[Items from a dataset]
━━━━━━━━

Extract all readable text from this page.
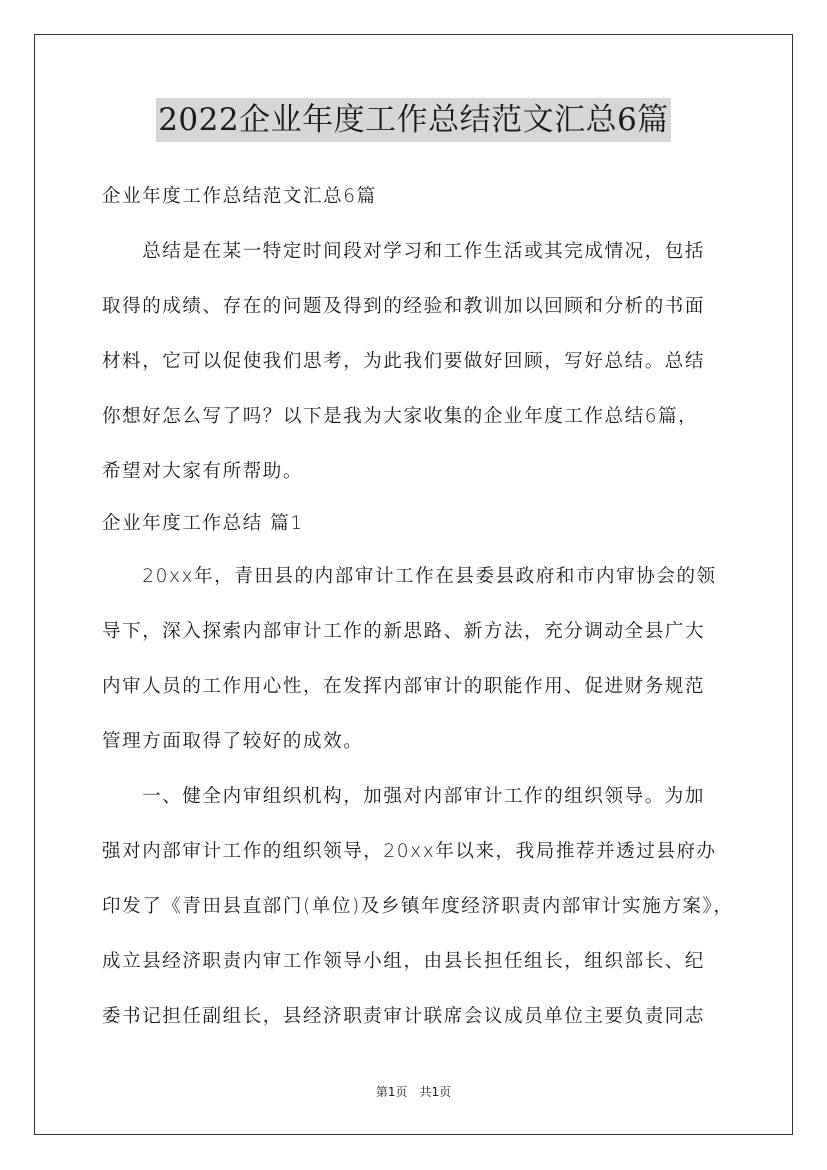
2022企业年度工作总结范文汇总6篇
企业年度工作总结范文汇总6篇
　　总结是在某一特定时间段对学习和工作生活或其完成情况，包括
取得的成绩、存在的问题及得到的经验和教训加以回顾和分析的书面
材料，它可以促使我们思考，为此我们要做好回顾，写好总结。总结
你想好怎么写了吗？以下是我为大家收集的企业年度工作总结6篇，
希望对大家有所帮助。
企业年度工作总结 篇1
　　20xx年，青田县的内部审计工作在县委县政府和市内审协会的领
导下，深入探索内部审计工作的新思路、新方法，充分调动全县广大
内审人员的工作用心性，在发挥内部审计的职能作用、促进财务规范
管理方面取得了较好的成效。
　　一、健全内审组织机构，加强对内部审计工作的组织领导。为加
强对内部审计工作的组织领导，20xx年以来，我局推荐并透过县府办
印发了《青田县直部门(单位)及乡镇年度经济职责内部审计实施方案》，
成立县经济职责内审工作领导小组，由县长担任组长，组织部长、纪
委书记担任副组长，县经济职责审计联席会议成员单位主要负责同志
第1页　共1页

━━━━━━━━

STATED PROBLEM:
Skip the pictures and print each record exactly as it stands.

WORKED SOLUTION:
Extract all readable text from this page.
2022企业年度工作总结范文汇总6篇
企业年度工作总结范文汇总6篇
　　总结是在某一特定时间段对学习和工作生活或其完成情况，包括
取得的成绩、存在的问题及得到的经验和教训加以回顾和分析的书面
材料，它可以促使我们思考，为此我们要做好回顾，写好总结。总结
你想好怎么写了吗？以下是我为大家收集的企业年度工作总结6篇，
希望对大家有所帮助。
企业年度工作总结 篇1
　　20xx年，青田县的内部审计工作在县委县政府和市内审协会的领
导下，深入探索内部审计工作的新思路、新方法，充分调动全县广大
内审人员的工作用心性，在发挥内部审计的职能作用、促进财务规范
管理方面取得了较好的成效。
　　一、健全内审组织机构，加强对内部审计工作的组织领导。为加
强对内部审计工作的组织领导，20xx年以来，我局推荐并透过县府办
印发了《青田县直部门(单位)及乡镇年度经济职责内部审计实施方案》，
成立县经济职责内审工作领导小组，由县长担任组长，组织部长、纪
委书记担任副组长，县经济职责审计联席会议成员单位主要负责同志
第1页　共1页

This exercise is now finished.